(Page extract):
-- start --

So much for now.  There is more on the [`ipython`](http://ipython.org/) website

## References
### `python`

* The `import` statement [[doc]](https://docs.python.org/3/reference/simple_stmts.html#import)
  provides access to packages, or their parts and elements.

In [None]:
import math
math.pi

In [None]:
from math import pi
pi

In [None]:
import numpy as np
np.array([1,2,3])

### `IPython`

* Built-in Magic Commands [[doc]](https://ipython.readthedocs.io/en/stable/interactive/magics.html)

### `Jupyter`

* Notebook Documentation [[doc]](https://jupyter-notebook.readthedocs.io/en/stable/)

## Exercises

1. Which `python` command provides access to additional packages?

2. In `IPython` and in `jupyter` notebooks, which operator provides access to the online documentation?

3. What is the difference between `?` and `??`?

-- end --

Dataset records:
-- start --

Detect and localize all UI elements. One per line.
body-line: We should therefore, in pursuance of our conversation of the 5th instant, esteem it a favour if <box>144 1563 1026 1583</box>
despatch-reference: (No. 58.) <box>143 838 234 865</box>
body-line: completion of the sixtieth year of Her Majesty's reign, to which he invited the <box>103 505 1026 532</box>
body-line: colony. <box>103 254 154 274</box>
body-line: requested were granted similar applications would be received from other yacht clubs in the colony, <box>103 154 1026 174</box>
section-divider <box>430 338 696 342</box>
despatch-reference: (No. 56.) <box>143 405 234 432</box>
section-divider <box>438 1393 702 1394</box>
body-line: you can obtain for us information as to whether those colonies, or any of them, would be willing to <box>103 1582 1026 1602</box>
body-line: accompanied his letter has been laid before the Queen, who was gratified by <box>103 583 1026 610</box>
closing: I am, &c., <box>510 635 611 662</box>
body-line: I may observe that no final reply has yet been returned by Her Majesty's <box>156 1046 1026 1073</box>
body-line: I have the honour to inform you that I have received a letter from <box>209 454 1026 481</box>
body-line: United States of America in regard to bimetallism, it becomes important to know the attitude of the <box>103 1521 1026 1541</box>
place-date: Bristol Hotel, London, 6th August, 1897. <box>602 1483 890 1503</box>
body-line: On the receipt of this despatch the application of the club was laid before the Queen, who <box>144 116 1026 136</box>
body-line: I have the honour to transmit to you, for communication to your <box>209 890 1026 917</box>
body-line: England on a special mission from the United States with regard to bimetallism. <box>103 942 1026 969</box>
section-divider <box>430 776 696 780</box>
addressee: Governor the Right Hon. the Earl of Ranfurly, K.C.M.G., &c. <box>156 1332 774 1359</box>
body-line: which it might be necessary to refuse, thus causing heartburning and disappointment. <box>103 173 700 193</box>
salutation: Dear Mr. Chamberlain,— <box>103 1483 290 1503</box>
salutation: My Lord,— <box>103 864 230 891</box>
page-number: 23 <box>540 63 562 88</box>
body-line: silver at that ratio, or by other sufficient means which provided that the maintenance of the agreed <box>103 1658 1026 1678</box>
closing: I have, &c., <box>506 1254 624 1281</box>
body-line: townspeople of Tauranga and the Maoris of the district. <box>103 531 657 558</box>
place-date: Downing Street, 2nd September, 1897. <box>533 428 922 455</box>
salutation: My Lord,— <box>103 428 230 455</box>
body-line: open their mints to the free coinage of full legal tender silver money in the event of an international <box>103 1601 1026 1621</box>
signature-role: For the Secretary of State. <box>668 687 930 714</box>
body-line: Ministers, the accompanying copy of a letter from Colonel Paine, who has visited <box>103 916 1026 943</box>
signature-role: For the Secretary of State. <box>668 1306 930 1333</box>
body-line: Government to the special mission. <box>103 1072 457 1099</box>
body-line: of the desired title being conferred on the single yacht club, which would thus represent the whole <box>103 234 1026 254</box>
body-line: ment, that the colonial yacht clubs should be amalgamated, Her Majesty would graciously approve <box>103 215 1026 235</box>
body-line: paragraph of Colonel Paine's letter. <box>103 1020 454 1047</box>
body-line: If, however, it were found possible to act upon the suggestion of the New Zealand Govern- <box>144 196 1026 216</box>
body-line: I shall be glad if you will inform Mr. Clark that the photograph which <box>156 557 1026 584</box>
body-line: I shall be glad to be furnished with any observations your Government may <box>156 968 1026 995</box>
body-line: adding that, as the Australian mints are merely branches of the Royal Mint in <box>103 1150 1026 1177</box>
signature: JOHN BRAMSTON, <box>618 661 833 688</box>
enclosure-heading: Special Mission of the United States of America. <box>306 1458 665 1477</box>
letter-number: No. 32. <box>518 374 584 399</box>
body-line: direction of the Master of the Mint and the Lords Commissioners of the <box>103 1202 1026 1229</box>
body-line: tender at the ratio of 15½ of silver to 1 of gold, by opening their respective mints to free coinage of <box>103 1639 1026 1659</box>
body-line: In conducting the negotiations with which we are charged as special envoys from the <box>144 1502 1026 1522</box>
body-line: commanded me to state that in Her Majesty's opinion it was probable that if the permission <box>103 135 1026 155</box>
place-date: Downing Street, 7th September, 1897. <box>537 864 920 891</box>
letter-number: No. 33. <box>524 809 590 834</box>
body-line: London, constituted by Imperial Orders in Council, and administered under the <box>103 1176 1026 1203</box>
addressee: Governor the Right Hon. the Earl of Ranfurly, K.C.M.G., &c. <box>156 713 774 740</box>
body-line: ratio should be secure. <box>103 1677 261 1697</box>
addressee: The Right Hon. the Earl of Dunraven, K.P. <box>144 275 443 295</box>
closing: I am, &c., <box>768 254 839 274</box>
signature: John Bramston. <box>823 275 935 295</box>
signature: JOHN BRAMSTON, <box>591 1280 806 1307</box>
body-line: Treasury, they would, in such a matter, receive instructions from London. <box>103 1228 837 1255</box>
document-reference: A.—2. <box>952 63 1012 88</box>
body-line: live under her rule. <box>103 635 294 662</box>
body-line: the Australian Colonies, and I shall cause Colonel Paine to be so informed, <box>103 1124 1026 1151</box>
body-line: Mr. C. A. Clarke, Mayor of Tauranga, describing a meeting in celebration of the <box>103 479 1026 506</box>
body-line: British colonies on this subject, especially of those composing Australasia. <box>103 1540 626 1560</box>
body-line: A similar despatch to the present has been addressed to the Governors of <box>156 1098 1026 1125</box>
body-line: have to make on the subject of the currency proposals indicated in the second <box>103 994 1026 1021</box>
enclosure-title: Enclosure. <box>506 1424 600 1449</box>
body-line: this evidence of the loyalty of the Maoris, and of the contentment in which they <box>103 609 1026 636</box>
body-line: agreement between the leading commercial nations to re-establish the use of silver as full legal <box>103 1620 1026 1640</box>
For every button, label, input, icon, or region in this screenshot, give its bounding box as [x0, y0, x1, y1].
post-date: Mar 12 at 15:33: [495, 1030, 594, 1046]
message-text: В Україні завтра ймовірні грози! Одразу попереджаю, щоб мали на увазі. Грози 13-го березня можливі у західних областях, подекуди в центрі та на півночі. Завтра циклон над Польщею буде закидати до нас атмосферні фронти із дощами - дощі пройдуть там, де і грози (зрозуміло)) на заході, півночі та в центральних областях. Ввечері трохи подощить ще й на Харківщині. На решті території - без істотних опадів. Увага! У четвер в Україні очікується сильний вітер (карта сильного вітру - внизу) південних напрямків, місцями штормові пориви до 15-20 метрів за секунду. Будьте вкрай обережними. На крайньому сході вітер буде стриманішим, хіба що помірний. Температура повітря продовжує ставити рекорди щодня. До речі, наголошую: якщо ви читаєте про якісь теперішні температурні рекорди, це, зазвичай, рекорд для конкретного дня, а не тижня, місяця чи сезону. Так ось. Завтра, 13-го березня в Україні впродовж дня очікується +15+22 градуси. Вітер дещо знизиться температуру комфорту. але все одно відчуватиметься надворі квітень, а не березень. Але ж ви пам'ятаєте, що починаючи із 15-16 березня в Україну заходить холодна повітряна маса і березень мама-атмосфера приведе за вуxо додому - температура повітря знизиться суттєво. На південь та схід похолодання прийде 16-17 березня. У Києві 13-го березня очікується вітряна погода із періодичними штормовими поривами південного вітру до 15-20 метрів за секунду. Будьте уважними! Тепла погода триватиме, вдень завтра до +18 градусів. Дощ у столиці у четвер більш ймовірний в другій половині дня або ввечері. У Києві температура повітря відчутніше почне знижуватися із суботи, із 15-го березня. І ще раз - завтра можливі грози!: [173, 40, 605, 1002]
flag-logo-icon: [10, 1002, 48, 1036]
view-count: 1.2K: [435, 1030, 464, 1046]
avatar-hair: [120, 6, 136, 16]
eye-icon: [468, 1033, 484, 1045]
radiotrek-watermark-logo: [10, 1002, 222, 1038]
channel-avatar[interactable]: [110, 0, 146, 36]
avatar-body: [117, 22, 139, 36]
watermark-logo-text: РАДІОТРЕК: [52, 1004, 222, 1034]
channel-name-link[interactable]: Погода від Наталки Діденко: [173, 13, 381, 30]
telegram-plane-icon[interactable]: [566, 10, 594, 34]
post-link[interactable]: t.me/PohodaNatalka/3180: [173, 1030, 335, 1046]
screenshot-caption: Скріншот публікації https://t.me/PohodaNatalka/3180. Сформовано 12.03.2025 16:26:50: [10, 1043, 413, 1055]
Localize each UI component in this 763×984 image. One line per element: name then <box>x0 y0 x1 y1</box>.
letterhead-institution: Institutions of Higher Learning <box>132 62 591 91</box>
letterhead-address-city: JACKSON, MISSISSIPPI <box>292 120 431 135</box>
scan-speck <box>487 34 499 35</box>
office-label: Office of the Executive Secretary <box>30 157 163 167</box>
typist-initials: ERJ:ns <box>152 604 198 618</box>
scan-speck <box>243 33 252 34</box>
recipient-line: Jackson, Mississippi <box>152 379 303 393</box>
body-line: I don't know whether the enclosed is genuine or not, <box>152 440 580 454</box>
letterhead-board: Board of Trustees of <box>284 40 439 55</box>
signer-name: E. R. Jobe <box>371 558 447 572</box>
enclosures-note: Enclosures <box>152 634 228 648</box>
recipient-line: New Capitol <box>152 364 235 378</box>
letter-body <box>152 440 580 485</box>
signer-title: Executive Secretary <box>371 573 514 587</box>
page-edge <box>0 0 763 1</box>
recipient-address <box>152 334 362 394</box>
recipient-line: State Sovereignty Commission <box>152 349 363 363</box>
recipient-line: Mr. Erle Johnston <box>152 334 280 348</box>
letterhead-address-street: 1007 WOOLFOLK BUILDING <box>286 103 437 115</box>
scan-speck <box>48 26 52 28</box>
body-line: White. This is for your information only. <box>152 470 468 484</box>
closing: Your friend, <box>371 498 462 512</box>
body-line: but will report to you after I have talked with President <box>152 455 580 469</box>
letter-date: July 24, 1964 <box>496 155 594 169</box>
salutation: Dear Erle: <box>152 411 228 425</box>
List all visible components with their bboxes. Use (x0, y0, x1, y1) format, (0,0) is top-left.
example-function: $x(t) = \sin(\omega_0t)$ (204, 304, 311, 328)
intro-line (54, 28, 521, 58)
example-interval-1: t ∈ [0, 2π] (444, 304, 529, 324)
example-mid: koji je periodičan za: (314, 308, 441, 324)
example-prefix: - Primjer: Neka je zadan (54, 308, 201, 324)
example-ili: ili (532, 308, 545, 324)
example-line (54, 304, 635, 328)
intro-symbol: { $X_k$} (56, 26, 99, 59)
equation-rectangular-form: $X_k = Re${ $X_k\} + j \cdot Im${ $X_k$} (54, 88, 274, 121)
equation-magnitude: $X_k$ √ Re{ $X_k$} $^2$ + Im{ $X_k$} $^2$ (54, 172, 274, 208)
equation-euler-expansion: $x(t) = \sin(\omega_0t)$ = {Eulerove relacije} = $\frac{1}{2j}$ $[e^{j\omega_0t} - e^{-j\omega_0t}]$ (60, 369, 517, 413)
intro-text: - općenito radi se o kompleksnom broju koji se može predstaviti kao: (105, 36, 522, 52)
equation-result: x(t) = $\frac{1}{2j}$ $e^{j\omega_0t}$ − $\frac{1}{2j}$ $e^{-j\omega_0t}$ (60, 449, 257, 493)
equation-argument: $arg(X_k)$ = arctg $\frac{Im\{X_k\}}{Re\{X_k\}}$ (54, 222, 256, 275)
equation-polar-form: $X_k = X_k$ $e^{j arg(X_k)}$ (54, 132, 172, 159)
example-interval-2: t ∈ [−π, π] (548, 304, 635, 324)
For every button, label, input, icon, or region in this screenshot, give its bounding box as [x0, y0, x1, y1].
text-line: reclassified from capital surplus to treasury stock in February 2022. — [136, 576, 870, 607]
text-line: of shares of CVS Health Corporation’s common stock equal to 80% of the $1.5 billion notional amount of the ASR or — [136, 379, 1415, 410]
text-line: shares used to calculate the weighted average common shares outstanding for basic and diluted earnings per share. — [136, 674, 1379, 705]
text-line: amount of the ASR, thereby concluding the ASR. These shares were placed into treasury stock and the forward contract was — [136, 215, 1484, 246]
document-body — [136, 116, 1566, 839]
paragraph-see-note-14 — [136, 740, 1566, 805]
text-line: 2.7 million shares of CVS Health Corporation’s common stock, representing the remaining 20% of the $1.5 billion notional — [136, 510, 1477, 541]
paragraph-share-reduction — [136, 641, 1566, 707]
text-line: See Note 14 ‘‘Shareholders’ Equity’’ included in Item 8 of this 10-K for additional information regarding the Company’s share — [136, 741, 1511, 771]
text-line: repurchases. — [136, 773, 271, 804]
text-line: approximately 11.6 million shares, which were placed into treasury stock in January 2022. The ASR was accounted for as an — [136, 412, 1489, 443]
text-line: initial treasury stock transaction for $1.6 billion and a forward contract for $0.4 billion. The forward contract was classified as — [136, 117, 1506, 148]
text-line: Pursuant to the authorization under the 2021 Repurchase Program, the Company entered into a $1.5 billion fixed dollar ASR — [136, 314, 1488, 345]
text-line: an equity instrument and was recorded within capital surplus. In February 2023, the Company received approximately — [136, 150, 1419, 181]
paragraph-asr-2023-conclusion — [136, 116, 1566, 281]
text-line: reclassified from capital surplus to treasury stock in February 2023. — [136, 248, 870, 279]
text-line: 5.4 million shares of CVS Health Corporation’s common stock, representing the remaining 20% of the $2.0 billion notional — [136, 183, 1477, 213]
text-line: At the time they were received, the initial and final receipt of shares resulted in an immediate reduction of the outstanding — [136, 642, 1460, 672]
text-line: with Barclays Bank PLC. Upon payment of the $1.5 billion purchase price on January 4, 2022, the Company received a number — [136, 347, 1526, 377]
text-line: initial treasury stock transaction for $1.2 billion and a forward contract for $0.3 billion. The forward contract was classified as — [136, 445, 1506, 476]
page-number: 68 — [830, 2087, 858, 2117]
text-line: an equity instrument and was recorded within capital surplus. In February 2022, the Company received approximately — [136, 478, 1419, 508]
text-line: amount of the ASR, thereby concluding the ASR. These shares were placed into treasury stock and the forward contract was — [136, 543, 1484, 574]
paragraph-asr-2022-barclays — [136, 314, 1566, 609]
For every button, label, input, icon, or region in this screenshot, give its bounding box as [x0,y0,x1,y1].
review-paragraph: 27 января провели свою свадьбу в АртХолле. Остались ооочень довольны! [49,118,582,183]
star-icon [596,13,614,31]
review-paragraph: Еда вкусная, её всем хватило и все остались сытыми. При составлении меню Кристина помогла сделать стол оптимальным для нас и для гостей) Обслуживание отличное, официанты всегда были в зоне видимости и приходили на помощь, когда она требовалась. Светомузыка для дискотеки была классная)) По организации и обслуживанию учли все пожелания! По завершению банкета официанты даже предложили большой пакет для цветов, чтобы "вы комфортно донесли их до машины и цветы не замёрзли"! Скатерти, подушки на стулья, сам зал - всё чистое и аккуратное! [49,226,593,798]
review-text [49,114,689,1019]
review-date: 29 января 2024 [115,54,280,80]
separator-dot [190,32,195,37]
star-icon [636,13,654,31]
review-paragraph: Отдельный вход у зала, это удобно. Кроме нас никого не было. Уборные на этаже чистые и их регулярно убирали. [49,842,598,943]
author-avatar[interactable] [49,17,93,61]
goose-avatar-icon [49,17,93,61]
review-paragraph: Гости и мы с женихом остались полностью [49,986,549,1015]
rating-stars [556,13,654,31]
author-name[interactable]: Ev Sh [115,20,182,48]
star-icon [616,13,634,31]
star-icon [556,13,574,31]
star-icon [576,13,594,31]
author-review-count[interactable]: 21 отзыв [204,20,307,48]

-- end --

(Task 1):
For each statement, answer yes or no according to the Python reference notes, and quote the exact words of the notes that settle it. (a) The import statement provides access to packages, or their parts and elements. (b) The notes import numpy under the name np. (c) Built-in Magic Commands is listed under the Jupyter heading.
(Task 2):
Summarize the Python reference notes in two sentences.
(Task 3):
Pick up the Python reference notes after their final exercise and continue them.
The dataset records have no connection to the Python reference notes.

(Right answer 1):
(a) Yes: "provides access to packages, or their parts and elements."
(b) Yes: "import numpy as np"
(c) No: "Notebook Documentation"

(Right answer 2):
The notes point to the ipython website for more and list references for python, IPython and Jupyter, stating that the import statement provides access to packages or their parts and elements, with examples that import math and numpy. They end with exercises that ask which python command gives access to additional packages, which operator opens the online documentation, and how ? differs from ??.

(Right answer 3):
4. Which key can you press for auto-completion of partial `python` code?

5. Which symbol starts a "magic" command?

6. What is the difference between "line magic" and "cell magic"?

7. In a `jupyter` notebook, what are the names of the variables that
provide access to historical input and output?

8. Is there a magic command for displaying the input history?  How can you see its documentation?

9. What are the names of the `python` variables that store the input and output history of a `jupyter` notebook?

9. Which symbol starts a shell command, issued from within a `jupyter` notebook?